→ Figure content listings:

......

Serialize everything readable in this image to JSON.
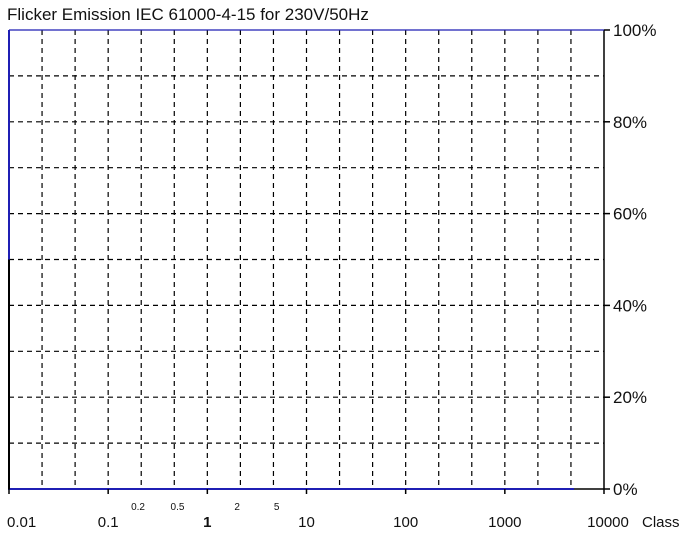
{
  "chart_data": {
    "type": "line",
    "title": "Flicker Emission IEC 61000-4-15  for 230V/50Hz",
    "xscale": "log",
    "xlim": [
      0.01,
      10000
    ],
    "ylim": [
      0,
      100
    ],
    "yunit": "%",
    "xlabel": "Class",
    "grid": true,
    "y_ticks": [
      "0%",
      "20%",
      "40%",
      "60%",
      "80%",
      "100%"
    ],
    "x_ticks_major": [
      {
        "value": 0.01,
        "label": "0.01"
      },
      {
        "value": 0.1,
        "label": "0.1"
      },
      {
        "value": 1,
        "label": "1"
      },
      {
        "value": 10,
        "label": "10"
      },
      {
        "value": 100,
        "label": "100"
      },
      {
        "value": 1000,
        "label": "1000"
      },
      {
        "value": 10000,
        "label": "10000"
      }
    ],
    "x_ticks_minor": [
      {
        "value": 0.2,
        "label": "0.2"
      },
      {
        "value": 0.5,
        "label": "0.5"
      },
      {
        "value": 2,
        "label": "2"
      },
      {
        "value": 5,
        "label": "5"
      }
    ],
    "series": [
      {
        "color": "#1f1fb4",
        "x": [
          0.01,
          0.01,
          5000
        ],
        "y": [
          100,
          0,
          0
        ]
      },
      {
        "color": "#000000",
        "x": [
          0.01,
          0.01
        ],
        "y": [
          0,
          50
        ]
      }
    ]
  }
}
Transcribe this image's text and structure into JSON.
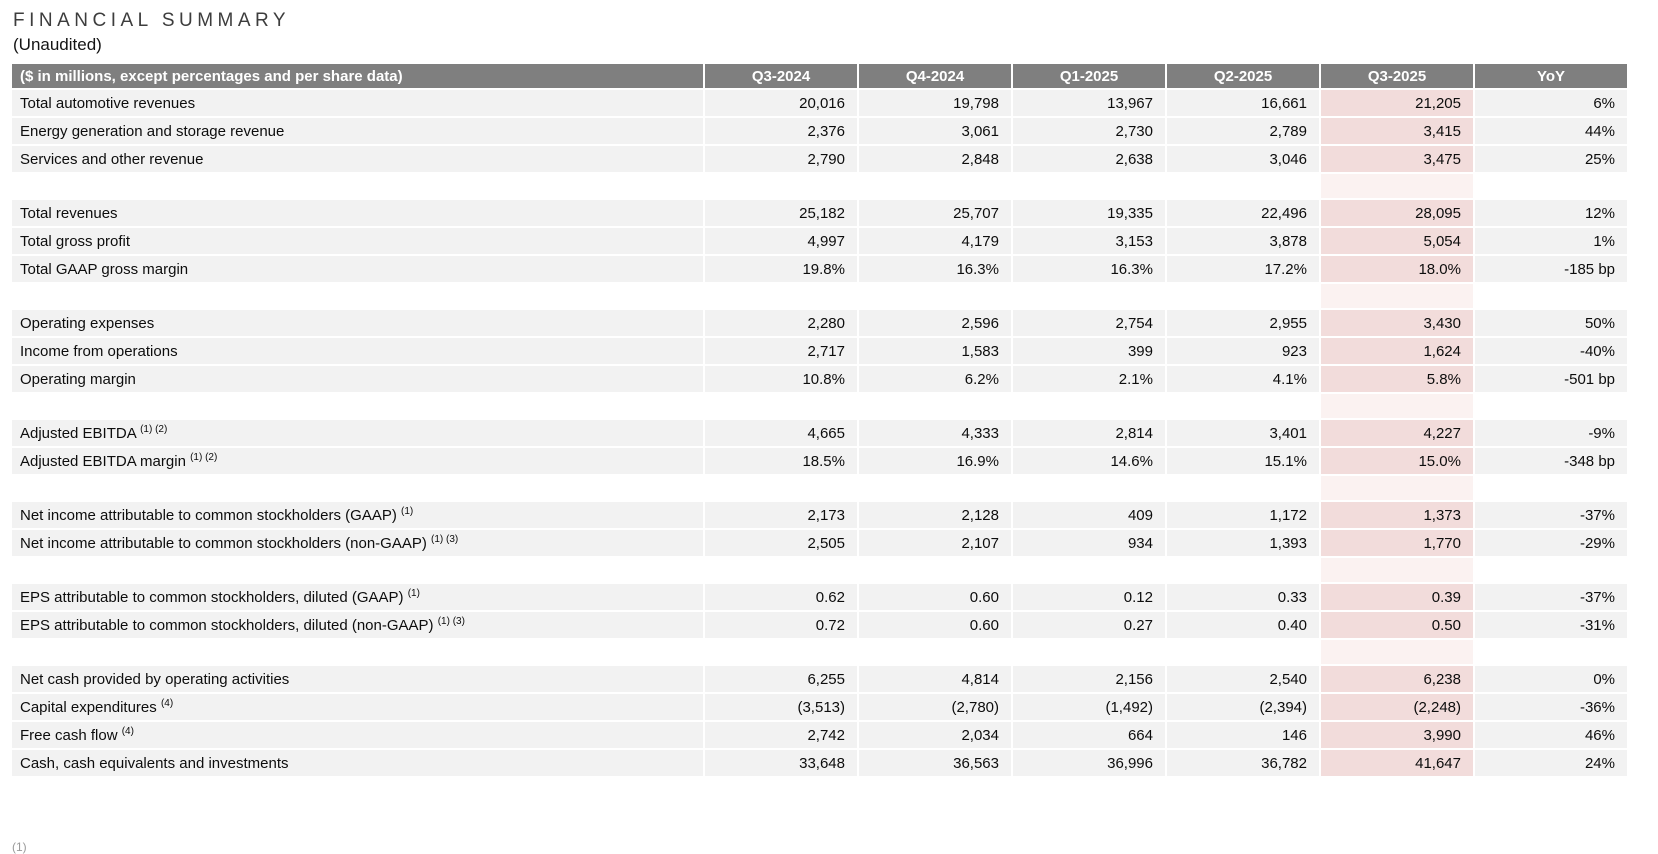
{
  "page": {
    "title": "FINANCIAL SUMMARY",
    "subtitle": "(Unaudited)",
    "footnote_fragment": "(1)"
  },
  "colors": {
    "header_bg": "#7f7f7f",
    "header_text": "#ffffff",
    "row_bg": "#f2f2f2",
    "highlight_bg": "#f2dcdb",
    "highlight_blank_bg": "#fbf2f1",
    "page_bg": "#ffffff"
  },
  "table": {
    "header": {
      "label": "($ in millions, except percentages and per share data)",
      "columns": [
        "Q3-2024",
        "Q4-2024",
        "Q1-2025",
        "Q2-2025",
        "Q3-2025",
        "YoY"
      ]
    },
    "highlight_column": "Q3-2025",
    "highlight_column_index": 4,
    "rows": [
      {
        "label": "Total automotive revenues",
        "values": [
          "20,016",
          "19,798",
          "13,967",
          "16,661",
          "21,205",
          "6%"
        ]
      },
      {
        "label": "Energy generation and storage revenue",
        "values": [
          "2,376",
          "3,061",
          "2,730",
          "2,789",
          "3,415",
          "44%"
        ]
      },
      {
        "label": "Services and other revenue",
        "values": [
          "2,790",
          "2,848",
          "2,638",
          "3,046",
          "3,475",
          "25%"
        ]
      },
      {
        "spacer": true
      },
      {
        "label": "Total revenues",
        "values": [
          "25,182",
          "25,707",
          "19,335",
          "22,496",
          "28,095",
          "12%"
        ]
      },
      {
        "label": "Total gross profit",
        "values": [
          "4,997",
          "4,179",
          "3,153",
          "3,878",
          "5,054",
          "1%"
        ]
      },
      {
        "label": "Total GAAP gross margin",
        "values": [
          "19.8%",
          "16.3%",
          "16.3%",
          "17.2%",
          "18.0%",
          "-185 bp"
        ]
      },
      {
        "spacer": true
      },
      {
        "label": "Operating expenses",
        "values": [
          "2,280",
          "2,596",
          "2,754",
          "2,955",
          "3,430",
          "50%"
        ]
      },
      {
        "label": "Income from operations",
        "values": [
          "2,717",
          "1,583",
          "399",
          "923",
          "1,624",
          "-40%"
        ]
      },
      {
        "label": "Operating margin",
        "values": [
          "10.8%",
          "6.2%",
          "2.1%",
          "4.1%",
          "5.8%",
          "-501 bp"
        ]
      },
      {
        "spacer": true
      },
      {
        "label": "Adjusted EBITDA",
        "sup": "(1) (2)",
        "values": [
          "4,665",
          "4,333",
          "2,814",
          "3,401",
          "4,227",
          "-9%"
        ]
      },
      {
        "label": "Adjusted EBITDA margin",
        "sup": "(1) (2)",
        "values": [
          "18.5%",
          "16.9%",
          "14.6%",
          "15.1%",
          "15.0%",
          "-348 bp"
        ]
      },
      {
        "spacer": true
      },
      {
        "label": "Net income attributable to common stockholders (GAAP)",
        "sup": "(1)",
        "values": [
          "2,173",
          "2,128",
          "409",
          "1,172",
          "1,373",
          "-37%"
        ]
      },
      {
        "label": "Net income attributable to common stockholders (non-GAAP)",
        "sup": "(1) (3)",
        "values": [
          "2,505",
          "2,107",
          "934",
          "1,393",
          "1,770",
          "-29%"
        ]
      },
      {
        "spacer": true
      },
      {
        "label": "EPS attributable to common stockholders, diluted (GAAP)",
        "sup": "(1)",
        "values": [
          "0.62",
          "0.60",
          "0.12",
          "0.33",
          "0.39",
          "-37%"
        ]
      },
      {
        "label": "EPS attributable to common stockholders, diluted (non-GAAP)",
        "sup": "(1) (3)",
        "values": [
          "0.72",
          "0.60",
          "0.27",
          "0.40",
          "0.50",
          "-31%"
        ]
      },
      {
        "spacer": true
      },
      {
        "label": "Net cash provided by operating activities",
        "values": [
          "6,255",
          "4,814",
          "2,156",
          "2,540",
          "6,238",
          "0%"
        ]
      },
      {
        "label": "Capital expenditures",
        "sup": "(4)",
        "values": [
          "(3,513)",
          "(2,780)",
          "(1,492)",
          "(2,394)",
          "(2,248)",
          "-36%"
        ]
      },
      {
        "label": "Free cash flow",
        "sup": "(4)",
        "values": [
          "2,742",
          "2,034",
          "664",
          "146",
          "3,990",
          "46%"
        ]
      },
      {
        "label": "Cash, cash equivalents and investments",
        "values": [
          "33,648",
          "36,563",
          "36,996",
          "36,782",
          "41,647",
          "24%"
        ]
      }
    ]
  }
}
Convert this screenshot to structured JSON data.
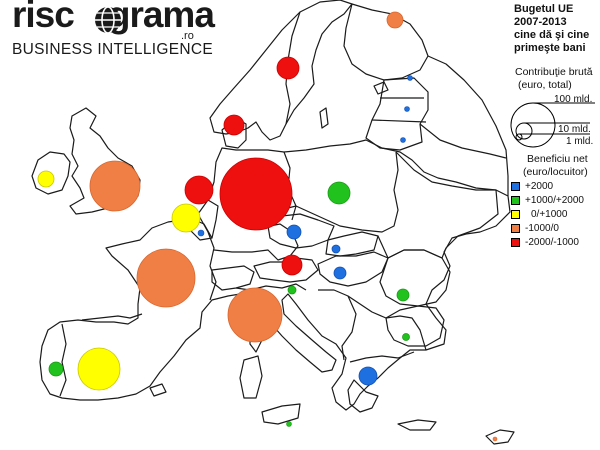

......

→ Problem statement: Restate the entire listing word for word, excluding pictures.

→ Answer to the problem:
Serialize everything readable in this image to JSON.
{
  "chart_data": {
    "type": "line",
    "title": "Flicker Emission IEC 61000-4-15  for 230V/50Hz",
    "xscale": "log",
    "xlim": [
      0.01,
      10000
    ],
    "ylim": [
      0,
      100
    ],
    "yunit": "%",
    "xlabel": "Class",
    "grid": true,
    "y_ticks": [
      "0%",
      "20%",
      "40%",
      "60%",
      "80%",
      "100%"
    ],
    "x_ticks_major": [
      {
        "value": 0.01,
        "label": "0.01"
      },
      {
        "value": 0.1,
        "label": "0.1"
      },
      {
        "value": 1,
        "label": "1"
      },
      {
        "value": 10,
        "label": "10"
      },
      {
        "value": 100,
        "label": "100"
      },
      {
        "value": 1000,
        "label": "1000"
      },
      {
        "value": 10000,
        "label": "10000"
      }
    ],
    "x_ticks_minor": [
      {
        "value": 0.2,
        "label": "0.2"
      },
      {
        "value": 0.5,
        "label": "0.5"
      },
      {
        "value": 2,
        "label": "2"
      },
      {
        "value": 5,
        "label": "5"
      }
    ],
    "series": [
      {
        "color": "#1f1fb4",
        "x": [
          0.01,
          0.01,
          5000
        ],
        "y": [
          100,
          0,
          0
        ]
      },
      {
        "color": "#000000",
        "x": [
          0.01,
          0.01
        ],
        "y": [
          0,
          50
        ]
      }
    ]
  }
}
Transcribe this image's text and structure into JSON.
{
  "page": {
    "title": "FINANCIAL SUMMARY",
    "subtitle": "(Unaudited)",
    "footnote_fragment": "(1)"
  },
  "colors": {
    "header_bg": "#7f7f7f",
    "header_text": "#ffffff",
    "row_bg": "#f2f2f2",
    "highlight_bg": "#f2dcdb",
    "highlight_blank_bg": "#fbf2f1",
    "page_bg": "#ffffff"
  },
  "table": {
    "header": {
      "label": "($ in millions, except percentages and per share data)",
      "columns": [
        "Q3-2024",
        "Q4-2024",
        "Q1-2025",
        "Q2-2025",
        "Q3-2025",
        "YoY"
      ]
    },
    "highlight_column": "Q3-2025",
    "highlight_column_index": 4,
    "rows": [
      {
        "label": "Total automotive revenues",
        "values": [
          "20,016",
          "19,798",
          "13,967",
          "16,661",
          "21,205",
          "6%"
        ]
      },
      {
        "label": "Energy generation and storage revenue",
        "values": [
          "2,376",
          "3,061",
          "2,730",
          "2,789",
          "3,415",
          "44%"
        ]
      },
      {
        "label": "Services and other revenue",
        "values": [
          "2,790",
          "2,848",
          "2,638",
          "3,046",
          "3,475",
          "25%"
        ]
      },
      {
        "spacer": true
      },
      {
        "label": "Total revenues",
        "values": [
          "25,182",
          "25,707",
          "19,335",
          "22,496",
          "28,095",
          "12%"
        ]
      },
      {
        "label": "Total gross profit",
        "values": [
          "4,997",
          "4,179",
          "3,153",
          "3,878",
          "5,054",
          "1%"
        ]
      },
      {
        "label": "Total GAAP gross margin",
        "values": [
          "19.8%",
          "16.3%",
          "16.3%",
          "17.2%",
          "18.0%",
          "-185 bp"
        ]
      },
      {
        "spacer": true
      },
      {
        "label": "Operating expenses",
        "values": [
          "2,280",
          "2,596",
          "2,754",
          "2,955",
          "3,430",
          "50%"
        ]
      },
      {
        "label": "Income from operations",
        "values": [
          "2,717",
          "1,583",
          "399",
          "923",
          "1,624",
          "-40%"
        ]
      },
      {
        "label": "Operating margin",
        "values": [
          "10.8%",
          "6.2%",
          "2.1%",
          "4.1%",
          "5.8%",
          "-501 bp"
        ]
      },
      {
        "spacer": true
      },
      {
        "label": "Adjusted EBITDA",
        "sup": "(1) (2)",
        "values": [
          "4,665",
          "4,333",
          "2,814",
          "3,401",
          "4,227",
          "-9%"
        ]
      },
      {
        "label": "Adjusted EBITDA margin",
        "sup": "(1) (2)",
        "values": [
          "18.5%",
          "16.9%",
          "14.6%",
          "15.1%",
          "15.0%",
          "-348 bp"
        ]
      },
      {
        "spacer": true
      },
      {
        "label": "Net income attributable to common stockholders (GAAP)",
        "sup": "(1)",
        "values": [
          "2,173",
          "2,128",
          "409",
          "1,172",
          "1,373",
          "-37%"
        ]
      },
      {
        "label": "Net income attributable to common stockholders (non-GAAP)",
        "sup": "(1) (3)",
        "values": [
          "2,505",
          "2,107",
          "934",
          "1,393",
          "1,770",
          "-29%"
        ]
      },
      {
        "spacer": true
      },
      {
        "label": "EPS attributable to common stockholders, diluted (GAAP)",
        "sup": "(1)",
        "values": [
          "0.62",
          "0.60",
          "0.12",
          "0.33",
          "0.39",
          "-37%"
        ]
      },
      {
        "label": "EPS attributable to common stockholders, diluted (non-GAAP)",
        "sup": "(1) (3)",
        "values": [
          "0.72",
          "0.60",
          "0.27",
          "0.40",
          "0.50",
          "-31%"
        ]
      },
      {
        "spacer": true
      },
      {
        "label": "Net cash provided by operating activities",
        "values": [
          "6,255",
          "4,814",
          "2,156",
          "2,540",
          "6,238",
          "0%"
        ]
      },
      {
        "label": "Capital expenditures",
        "sup": "(4)",
        "values": [
          "(3,513)",
          "(2,780)",
          "(1,492)",
          "(2,394)",
          "(2,248)",
          "-36%"
        ]
      },
      {
        "label": "Free cash flow",
        "sup": "(4)",
        "values": [
          "2,742",
          "2,034",
          "664",
          "146",
          "3,990",
          "46%"
        ]
      },
      {
        "label": "Cash, cash equivalents and investments",
        "values": [
          "33,648",
          "36,563",
          "36,996",
          "36,782",
          "41,647",
          "24%"
        ]
      }
    ]
  }
}
Convert this screenshot to structured JSON data.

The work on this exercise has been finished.